- _What is asked_
Each record must be retyped in full. No character may differ.

- _Dataset entries_
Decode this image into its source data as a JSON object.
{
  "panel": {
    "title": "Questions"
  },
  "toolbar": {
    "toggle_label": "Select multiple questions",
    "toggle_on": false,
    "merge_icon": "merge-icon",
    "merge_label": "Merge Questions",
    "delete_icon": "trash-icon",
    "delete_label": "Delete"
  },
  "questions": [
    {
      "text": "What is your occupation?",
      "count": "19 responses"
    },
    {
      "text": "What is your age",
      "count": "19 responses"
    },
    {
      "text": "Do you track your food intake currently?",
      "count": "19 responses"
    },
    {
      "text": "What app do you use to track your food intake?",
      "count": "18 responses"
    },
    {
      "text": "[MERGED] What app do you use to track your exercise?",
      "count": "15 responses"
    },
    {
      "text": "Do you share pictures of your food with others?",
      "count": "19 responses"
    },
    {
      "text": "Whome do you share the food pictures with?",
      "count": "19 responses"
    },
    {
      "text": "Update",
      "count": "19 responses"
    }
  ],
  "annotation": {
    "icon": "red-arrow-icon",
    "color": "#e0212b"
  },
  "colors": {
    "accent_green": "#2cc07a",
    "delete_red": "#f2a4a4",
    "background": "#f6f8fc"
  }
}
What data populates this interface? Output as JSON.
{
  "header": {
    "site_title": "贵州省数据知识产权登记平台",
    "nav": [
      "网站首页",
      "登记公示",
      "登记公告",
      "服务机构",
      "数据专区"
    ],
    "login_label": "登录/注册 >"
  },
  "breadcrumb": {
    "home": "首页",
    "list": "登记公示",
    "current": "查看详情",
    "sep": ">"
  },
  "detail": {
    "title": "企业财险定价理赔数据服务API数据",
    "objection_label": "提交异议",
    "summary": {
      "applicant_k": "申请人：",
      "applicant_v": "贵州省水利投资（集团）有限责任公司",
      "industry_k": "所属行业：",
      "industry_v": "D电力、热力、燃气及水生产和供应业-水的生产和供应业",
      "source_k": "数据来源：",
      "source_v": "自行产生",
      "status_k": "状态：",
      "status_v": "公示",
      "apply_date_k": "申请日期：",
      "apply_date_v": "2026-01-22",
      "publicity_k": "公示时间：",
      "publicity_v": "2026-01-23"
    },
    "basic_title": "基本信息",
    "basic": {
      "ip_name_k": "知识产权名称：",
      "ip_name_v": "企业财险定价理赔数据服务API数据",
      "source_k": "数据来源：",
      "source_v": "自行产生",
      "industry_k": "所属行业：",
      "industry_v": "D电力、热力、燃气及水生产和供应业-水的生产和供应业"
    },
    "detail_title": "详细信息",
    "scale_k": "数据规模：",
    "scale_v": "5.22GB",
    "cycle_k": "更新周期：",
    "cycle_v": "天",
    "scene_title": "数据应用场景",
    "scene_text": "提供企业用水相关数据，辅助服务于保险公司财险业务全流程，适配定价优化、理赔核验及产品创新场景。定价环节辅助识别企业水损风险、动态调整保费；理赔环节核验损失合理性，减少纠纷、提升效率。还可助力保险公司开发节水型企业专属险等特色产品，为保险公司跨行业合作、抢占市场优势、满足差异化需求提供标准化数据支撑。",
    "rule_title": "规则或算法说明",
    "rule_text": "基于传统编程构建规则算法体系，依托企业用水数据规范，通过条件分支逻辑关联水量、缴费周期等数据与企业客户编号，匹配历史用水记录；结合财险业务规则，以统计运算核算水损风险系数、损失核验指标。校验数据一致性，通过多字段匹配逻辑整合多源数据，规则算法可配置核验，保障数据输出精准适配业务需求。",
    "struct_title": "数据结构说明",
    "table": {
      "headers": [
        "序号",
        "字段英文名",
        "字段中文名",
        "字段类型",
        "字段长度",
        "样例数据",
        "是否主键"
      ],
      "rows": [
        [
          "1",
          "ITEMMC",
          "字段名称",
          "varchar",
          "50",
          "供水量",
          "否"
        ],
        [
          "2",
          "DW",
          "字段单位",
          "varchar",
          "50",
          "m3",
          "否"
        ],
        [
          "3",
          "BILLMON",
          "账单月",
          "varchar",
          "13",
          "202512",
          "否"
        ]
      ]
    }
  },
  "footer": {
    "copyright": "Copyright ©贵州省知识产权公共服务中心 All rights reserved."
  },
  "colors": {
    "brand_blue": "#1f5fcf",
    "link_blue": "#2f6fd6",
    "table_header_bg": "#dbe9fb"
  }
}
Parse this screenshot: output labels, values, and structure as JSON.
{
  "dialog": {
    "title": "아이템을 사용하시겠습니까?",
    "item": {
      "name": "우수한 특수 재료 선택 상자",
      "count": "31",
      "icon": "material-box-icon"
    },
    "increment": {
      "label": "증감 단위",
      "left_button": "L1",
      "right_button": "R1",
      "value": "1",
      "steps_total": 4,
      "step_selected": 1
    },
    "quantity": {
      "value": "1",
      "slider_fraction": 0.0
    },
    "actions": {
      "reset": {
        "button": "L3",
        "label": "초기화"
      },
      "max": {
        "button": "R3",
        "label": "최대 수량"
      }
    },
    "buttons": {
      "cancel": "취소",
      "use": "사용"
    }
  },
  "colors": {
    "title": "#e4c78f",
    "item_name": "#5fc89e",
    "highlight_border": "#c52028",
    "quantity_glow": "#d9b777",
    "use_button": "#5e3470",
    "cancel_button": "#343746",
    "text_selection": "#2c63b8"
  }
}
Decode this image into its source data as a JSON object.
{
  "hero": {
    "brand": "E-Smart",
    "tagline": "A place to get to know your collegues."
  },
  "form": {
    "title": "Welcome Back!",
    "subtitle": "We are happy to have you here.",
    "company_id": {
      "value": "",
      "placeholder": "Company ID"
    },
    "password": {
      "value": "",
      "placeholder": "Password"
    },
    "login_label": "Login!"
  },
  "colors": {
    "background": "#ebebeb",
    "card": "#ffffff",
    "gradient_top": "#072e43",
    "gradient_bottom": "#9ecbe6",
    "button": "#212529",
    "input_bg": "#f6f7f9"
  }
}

- _Reply_
Decode this image into its source data as a JSON object.
{
  "panel": {
    "title": "Questions"
  },
  "toolbar": {
    "toggle_label": "Select multiple questions",
    "toggle_on": false,
    "merge_icon": "merge-icon",
    "merge_label": "Merge Questions",
    "delete_icon": "trash-icon",
    "delete_label": "Delete"
  },
  "questions": [
    {
      "text": "What is your occupation?",
      "count": "19 responses"
    },
    {
      "text": "What is your age",
      "count": "19 responses"
    },
    {
      "text": "Do you track your food intake currently?",
      "count": "19 responses"
    },
    {
      "text": "What app do you use to track your food intake?",
      "count": "18 responses"
    },
    {
      "text": "[MERGED] What app do you use to track your exercise?",
      "count": "15 responses"
    },
    {
      "text": "Do you share pictures of your food with others?",
      "count": "19 responses"
    },
    {
      "text": "Whome do you share the food pictures with?",
      "count": "19 responses"
    },
    {
      "text": "Update",
      "count": "19 responses"
    }
  ],
  "annotation": {
    "icon": "red-arrow-icon",
    "color": "#e0212b"
  },
  "colors": {
    "accent_green": "#2cc07a",
    "delete_red": "#f2a4a4",
    "background": "#f6f8fc"
  }
}
What data populates this interface? Output as JSON.
{
  "header": {
    "site_title": "贵州省数据知识产权登记平台",
    "nav": [
      "网站首页",
      "登记公示",
      "登记公告",
      "服务机构",
      "数据专区"
    ],
    "login_label": "登录/注册 >"
  },
  "breadcrumb": {
    "home": "首页",
    "list": "登记公示",
    "current": "查看详情",
    "sep": ">"
  },
  "detail": {
    "title": "企业财险定价理赔数据服务API数据",
    "objection_label": "提交异议",
    "summary": {
      "applicant_k": "申请人：",
      "applicant_v": "贵州省水利投资（集团）有限责任公司",
      "industry_k": "所属行业：",
      "industry_v": "D电力、热力、燃气及水生产和供应业-水的生产和供应业",
      "source_k": "数据来源：",
      "source_v": "自行产生",
      "status_k": "状态：",
      "status_v": "公示",
      "apply_date_k": "申请日期：",
      "apply_date_v": "2026-01-22",
      "publicity_k": "公示时间：",
      "publicity_v": "2026-01-23"
    },
    "basic_title": "基本信息",
    "basic": {
      "ip_name_k": "知识产权名称：",
      "ip_name_v": "企业财险定价理赔数据服务API数据",
      "source_k": "数据来源：",
      "source_v": "自行产生",
      "industry_k": "所属行业：",
      "industry_v": "D电力、热力、燃气及水生产和供应业-水的生产和供应业"
    },
    "detail_title": "详细信息",
    "scale_k": "数据规模：",
    "scale_v": "5.22GB",
    "cycle_k": "更新周期：",
    "cycle_v": "天",
    "scene_title": "数据应用场景",
    "scene_text": "提供企业用水相关数据，辅助服务于保险公司财险业务全流程，适配定价优化、理赔核验及产品创新场景。定价环节辅助识别企业水损风险、动态调整保费；理赔环节核验损失合理性，减少纠纷、提升效率。还可助力保险公司开发节水型企业专属险等特色产品，为保险公司跨行业合作、抢占市场优势、满足差异化需求提供标准化数据支撑。",
    "rule_title": "规则或算法说明",
    "rule_text": "基于传统编程构建规则算法体系，依托企业用水数据规范，通过条件分支逻辑关联水量、缴费周期等数据与企业客户编号，匹配历史用水记录；结合财险业务规则，以统计运算核算水损风险系数、损失核验指标。校验数据一致性，通过多字段匹配逻辑整合多源数据，规则算法可配置核验，保障数据输出精准适配业务需求。",
    "struct_title": "数据结构说明",
    "table": {
      "headers": [
        "序号",
        "字段英文名",
        "字段中文名",
        "字段类型",
        "字段长度",
        "样例数据",
        "是否主键"
      ],
      "rows": [
        [
          "1",
          "ITEMMC",
          "字段名称",
          "varchar",
          "50",
          "供水量",
          "否"
        ],
        [
          "2",
          "DW",
          "字段单位",
          "varchar",
          "50",
          "m3",
          "否"
        ],
        [
          "3",
          "BILLMON",
          "账单月",
          "varchar",
          "13",
          "202512",
          "否"
        ]
      ]
    }
  },
  "footer": {
    "copyright": "Copyright ©贵州省知识产权公共服务中心 All rights reserved."
  },
  "colors": {
    "brand_blue": "#1f5fcf",
    "link_blue": "#2f6fd6",
    "table_header_bg": "#dbe9fb"
  }
}
Parse this screenshot: output labels, values, and structure as JSON.
{
  "dialog": {
    "title": "아이템을 사용하시겠습니까?",
    "item": {
      "name": "우수한 특수 재료 선택 상자",
      "count": "31",
      "icon": "material-box-icon"
    },
    "increment": {
      "label": "증감 단위",
      "left_button": "L1",
      "right_button": "R1",
      "value": "1",
      "steps_total": 4,
      "step_selected": 1
    },
    "quantity": {
      "value": "1",
      "slider_fraction": 0.0
    },
    "actions": {
      "reset": {
        "button": "L3",
        "label": "초기화"
      },
      "max": {
        "button": "R3",
        "label": "최대 수량"
      }
    },
    "buttons": {
      "cancel": "취소",
      "use": "사용"
    }
  },
  "colors": {
    "title": "#e4c78f",
    "item_name": "#5fc89e",
    "highlight_border": "#c52028",
    "quantity_glow": "#d9b777",
    "use_button": "#5e3470",
    "cancel_button": "#343746",
    "text_selection": "#2c63b8"
  }
}
Decode this image into its source data as a JSON object.
{
  "hero": {
    "brand": "E-Smart",
    "tagline": "A place to get to know your collegues."
  },
  "form": {
    "title": "Welcome Back!",
    "subtitle": "We are happy to have you here.",
    "company_id": {
      "value": "",
      "placeholder": "Company ID"
    },
    "password": {
      "value": "",
      "placeholder": "Password"
    },
    "login_label": "Login!"
  },
  "colors": {
    "background": "#ebebeb",
    "card": "#ffffff",
    "gradient_top": "#072e43",
    "gradient_bottom": "#9ecbe6",
    "button": "#212529",
    "input_bg": "#f6f7f9"
  }
}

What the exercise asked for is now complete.